* _What you need to do_
Give every line again exactly as it appears, please, but not the pictures.

Dataset items:
Start

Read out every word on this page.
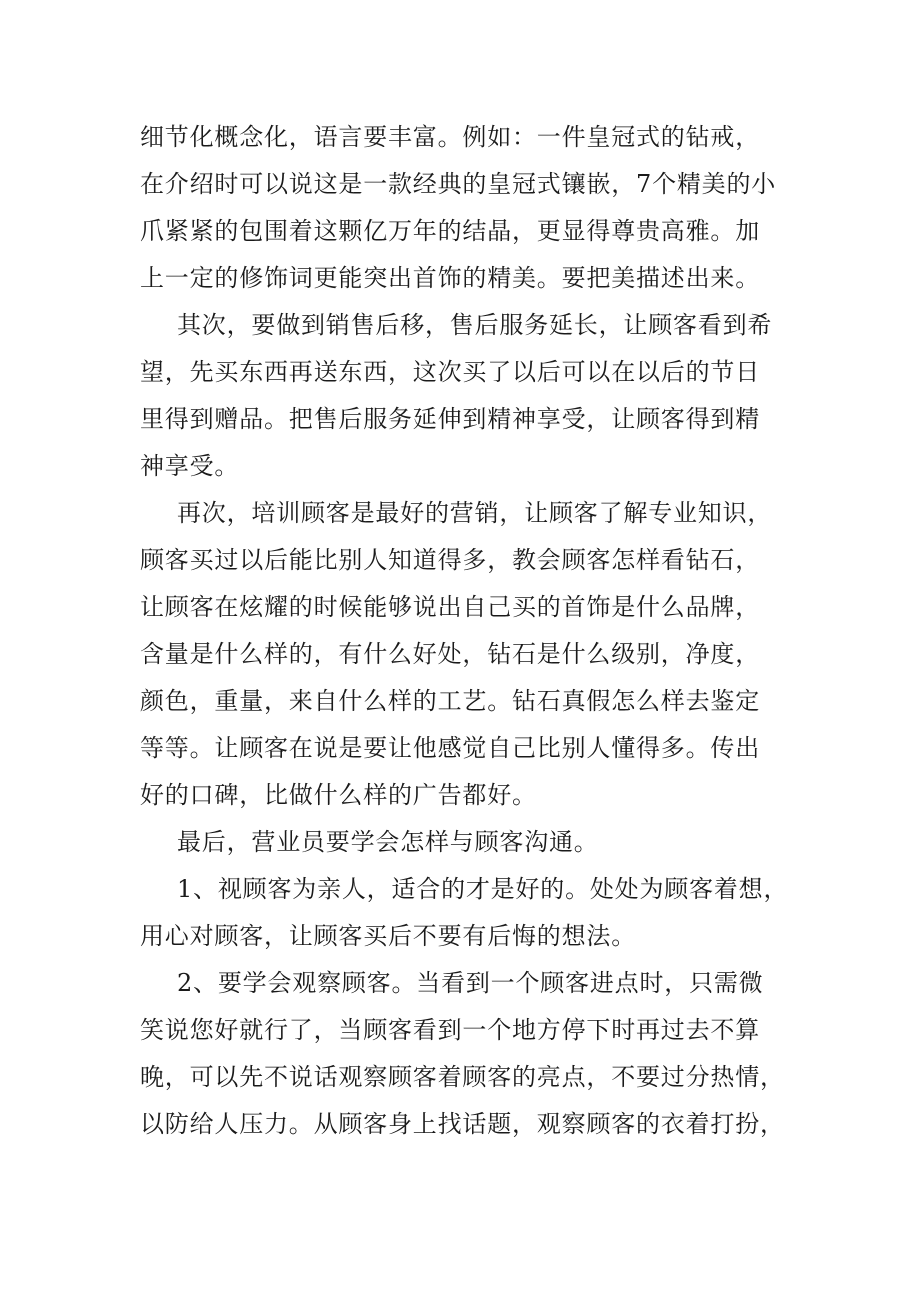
细节化概念化，语言要丰富。例如：一件皇冠式的钻戒，
在介绍时可以说这是一款经典的皇冠式镶嵌，7个精美的小
爪紧紧的包围着这颗亿万年的结晶，更显得尊贵高雅。加
上一定的修饰词更能突出首饰的精美。要把美描述出来。
其次，要做到销售后移，售后服务延长，让顾客看到希
望，先买东西再送东西，这次买了以后可以在以后的节日
里得到赠品。把售后服务延伸到精神享受，让顾客得到精
神享受。
再次，培训顾客是最好的营销，让顾客了解专业知识，
顾客买过以后能比别人知道得多，教会顾客怎样看钻石，
让顾客在炫耀的时候能够说出自己买的首饰是什么品牌，
含量是什么样的，有什么好处，钻石是什么级别，净度，
颜色，重量，来自什么样的工艺。钻石真假怎么样去鉴定
等等。让顾客在说是要让他感觉自己比别人懂得多。传出
好的口碑，比做什么样的广告都好。
最后，营业员要学会怎样与顾客沟通。
1、视顾客为亲人，适合的才是好的。处处为顾客着想，
用心对顾客，让顾客买后不要有后悔的想法。
2、要学会观察顾客。当看到一个顾客进点时，只需微
笑说您好就行了，当顾客看到一个地方停下时再过去不算
晚，可以先不说话观察顾客着顾客的亮点，不要过分热情，
以防给人压力。从顾客身上找话题，观察顾客的衣着打扮，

End

* _Complete response_
Read out every word on this page.
细节化概念化，语言要丰富。例如：一件皇冠式的钻戒，
在介绍时可以说这是一款经典的皇冠式镶嵌，7个精美的小
爪紧紧的包围着这颗亿万年的结晶，更显得尊贵高雅。加
上一定的修饰词更能突出首饰的精美。要把美描述出来。
其次，要做到销售后移，售后服务延长，让顾客看到希
望，先买东西再送东西，这次买了以后可以在以后的节日
里得到赠品。把售后服务延伸到精神享受，让顾客得到精
神享受。
再次，培训顾客是最好的营销，让顾客了解专业知识，
顾客买过以后能比别人知道得多，教会顾客怎样看钻石，
让顾客在炫耀的时候能够说出自己买的首饰是什么品牌，
含量是什么样的，有什么好处，钻石是什么级别，净度，
颜色，重量，来自什么样的工艺。钻石真假怎么样去鉴定
等等。让顾客在说是要让他感觉自己比别人懂得多。传出
好的口碑，比做什么样的广告都好。
最后，营业员要学会怎样与顾客沟通。
1、视顾客为亲人，适合的才是好的。处处为顾客着想，
用心对顾客，让顾客买后不要有后悔的想法。
2、要学会观察顾客。当看到一个顾客进点时，只需微
笑说您好就行了，当顾客看到一个地方停下时再过去不算
晚，可以先不说话观察顾客着顾客的亮点，不要过分热情，
以防给人压力。从顾客身上找话题，观察顾客的衣着打扮，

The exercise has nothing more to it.